Work to complete :: From the listing below, select every line where the word "objects" appears.

(Stored entries)
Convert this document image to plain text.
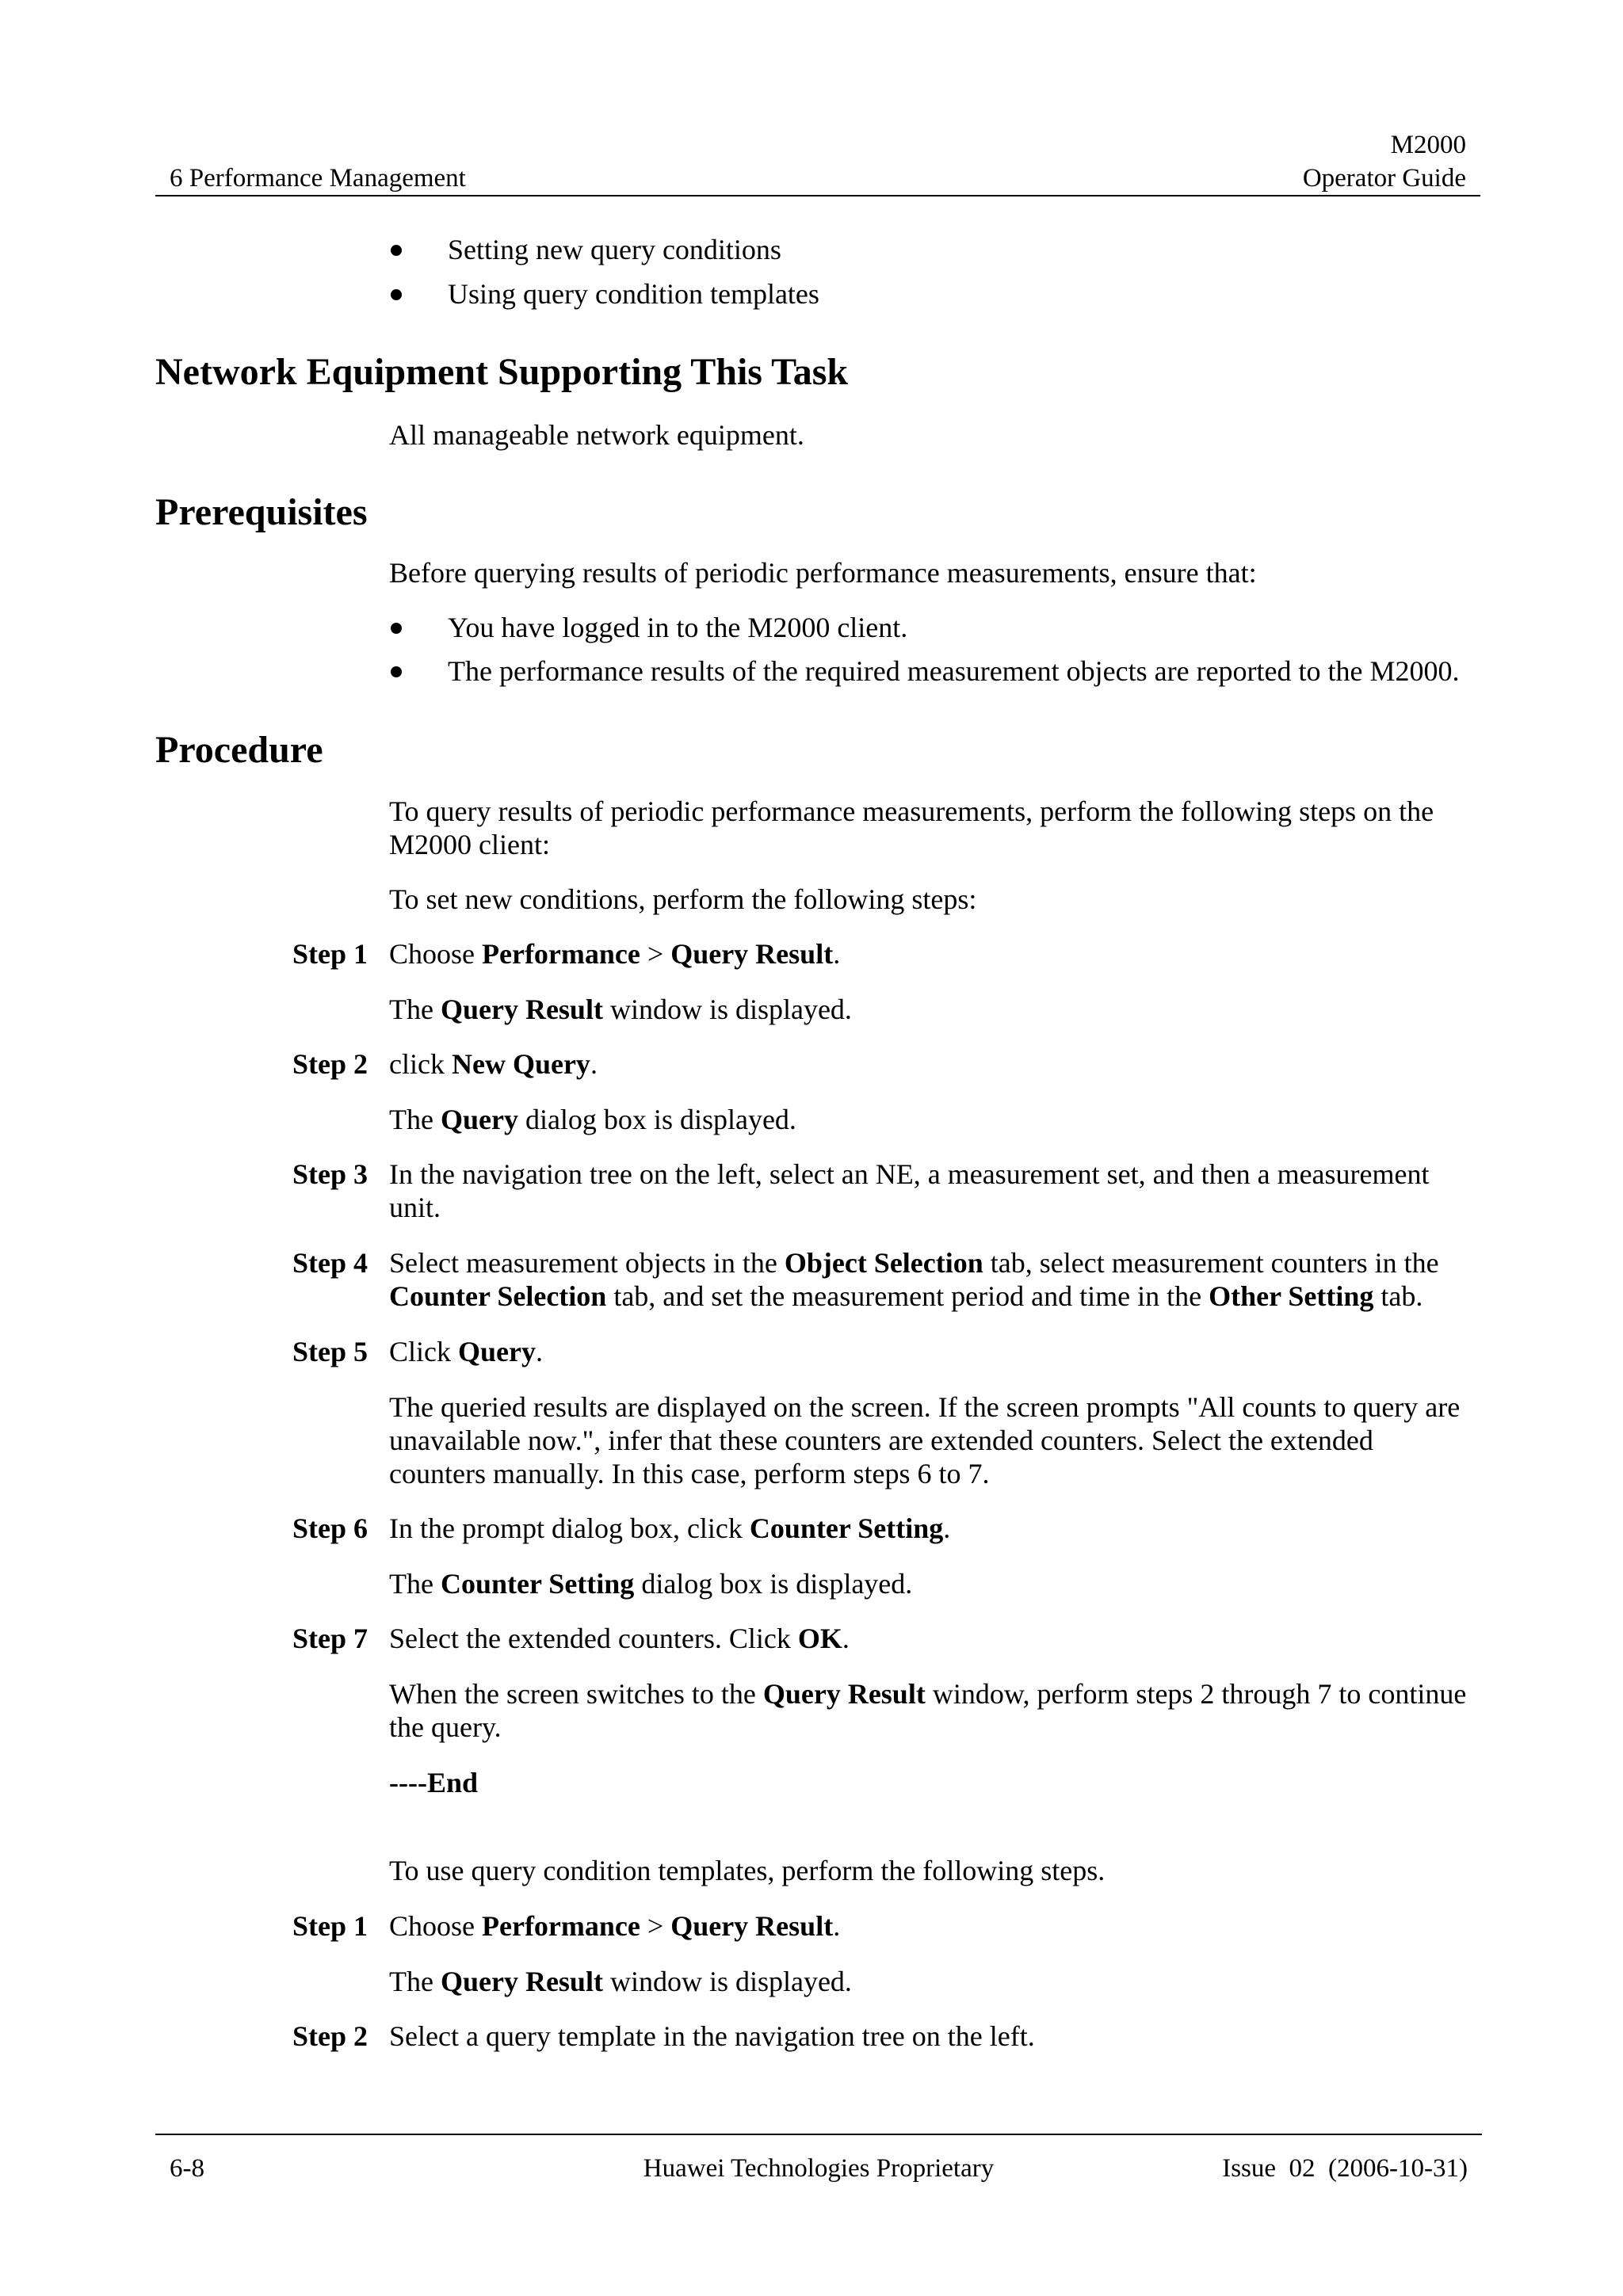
M2000
6 Performance Management	Operator Guide
Setting new query conditions
Using query condition templates
Network Equipment Supporting This Task
All manageable network equipment.
Prerequisites
Before querying results of periodic performance measurements, ensure that:
You have logged in to the M2000 client.
The performance results of the required measurement objects are reported to the M2000.
Procedure
To query results of periodic performance measurements, perform the following steps on the
M2000 client:
To set new conditions, perform the following steps:
Step 1 Choose Performance > Query Result.
The Query Result window is displayed.
Step 2 click New Query.
The Query dialog box is displayed.
Step 3 In the navigation tree on the left, select an NE, a measurement set, and then a measurement
unit.
Step 4 Select measurement objects in the Object Selection tab, select measurement counters in the
Counter Selection tab, and set the measurement period and time in the Other Setting tab.
Step 5 Click Query.
The queried results are displayed on the screen. If the screen prompts "All counts to query are
unavailable now.", infer that these counters are extended counters. Select the extended
counters manually. In this case, perform steps 6 to 7.
Step 6 In the prompt dialog box, click Counter Setting.
The Counter Setting dialog box is displayed.
Step 7 Select the extended counters. Click OK.
When the screen switches to the Query Result window, perform steps 2 through 7 to continue
the query.
----End
To use query condition templates, perform the following steps.
Step 1 Choose Performance > Query Result.
The Query Result window is displayed.
Step 2 Select a query template in the navigation tree on the left.
6-8	Huawei Technologies Proprietary	Issue  02  (2006-10-31)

Exercise output ::
The performance results of the required measurement objects are reported to the M2000.
Step 4 Select measurement objects in the Object Selection tab, select measurement counters in the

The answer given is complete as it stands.